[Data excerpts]
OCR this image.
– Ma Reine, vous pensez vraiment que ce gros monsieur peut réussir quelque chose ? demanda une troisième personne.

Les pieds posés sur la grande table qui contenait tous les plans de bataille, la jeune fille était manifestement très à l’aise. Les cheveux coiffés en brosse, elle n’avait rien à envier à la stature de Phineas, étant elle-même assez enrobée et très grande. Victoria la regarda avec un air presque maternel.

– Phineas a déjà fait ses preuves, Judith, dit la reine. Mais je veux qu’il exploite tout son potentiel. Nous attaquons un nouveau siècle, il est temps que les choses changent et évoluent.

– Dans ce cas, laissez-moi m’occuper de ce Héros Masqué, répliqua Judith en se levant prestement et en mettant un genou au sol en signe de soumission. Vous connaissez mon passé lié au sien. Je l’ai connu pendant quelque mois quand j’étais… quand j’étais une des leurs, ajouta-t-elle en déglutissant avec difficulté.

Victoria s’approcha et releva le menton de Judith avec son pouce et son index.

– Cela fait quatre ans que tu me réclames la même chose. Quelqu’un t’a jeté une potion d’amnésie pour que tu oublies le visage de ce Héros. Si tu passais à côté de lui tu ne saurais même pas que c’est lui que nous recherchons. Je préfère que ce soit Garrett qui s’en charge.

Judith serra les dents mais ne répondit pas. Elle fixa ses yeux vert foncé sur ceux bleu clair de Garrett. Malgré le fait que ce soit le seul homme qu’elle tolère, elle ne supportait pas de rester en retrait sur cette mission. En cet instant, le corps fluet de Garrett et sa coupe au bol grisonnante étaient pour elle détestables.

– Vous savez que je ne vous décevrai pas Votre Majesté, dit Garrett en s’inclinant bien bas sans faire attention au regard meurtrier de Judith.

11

● DESCRIPTION OF THE TASK
Print out all the entries precisely as written.

● COMPLETE OUTPUT
OCR this image.
– Ma Reine, vous pensez vraiment que ce gros monsieur peut réussir quelque chose ? demanda une troisième personne.

Les pieds posés sur la grande table qui contenait tous les plans de bataille, la jeune fille était manifestement très à l’aise. Les cheveux coiffés en brosse, elle n’avait rien à envier à la stature de Phineas, étant elle-même assez enrobée et très grande. Victoria la regarda avec un air presque maternel.

– Phineas a déjà fait ses preuves, Judith, dit la reine. Mais je veux qu’il exploite tout son potentiel. Nous attaquons un nouveau siècle, il est temps que les choses changent et évoluent.

– Dans ce cas, laissez-moi m’occuper de ce Héros Masqué, répliqua Judith en se levant prestement et en mettant un genou au sol en signe de soumission. Vous connaissez mon passé lié au sien. Je l’ai connu pendant quelque mois quand j’étais… quand j’étais une des leurs, ajouta-t-elle en déglutissant avec difficulté.

Victoria s’approcha et releva le menton de Judith avec son pouce et son index.

– Cela fait quatre ans que tu me réclames la même chose. Quelqu’un t’a jeté une potion d’amnésie pour que tu oublies le visage de ce Héros. Si tu passais à côté de lui tu ne saurais même pas que c’est lui que nous recherchons. Je préfère que ce soit Garrett qui s’en charge.

Judith serra les dents mais ne répondit pas. Elle fixa ses yeux vert foncé sur ceux bleu clair de Garrett. Malgré le fait que ce soit le seul homme qu’elle tolère, elle ne supportait pas de rester en retrait sur cette mission. En cet instant, le corps fluet de Garrett et sa coupe au bol grisonnante étaient pour elle détestables.

– Vous savez que je ne vous décevrai pas Votre Majesté, dit Garrett en s’inclinant bien bas sans faire attention au regard meurtrier de Judith.

11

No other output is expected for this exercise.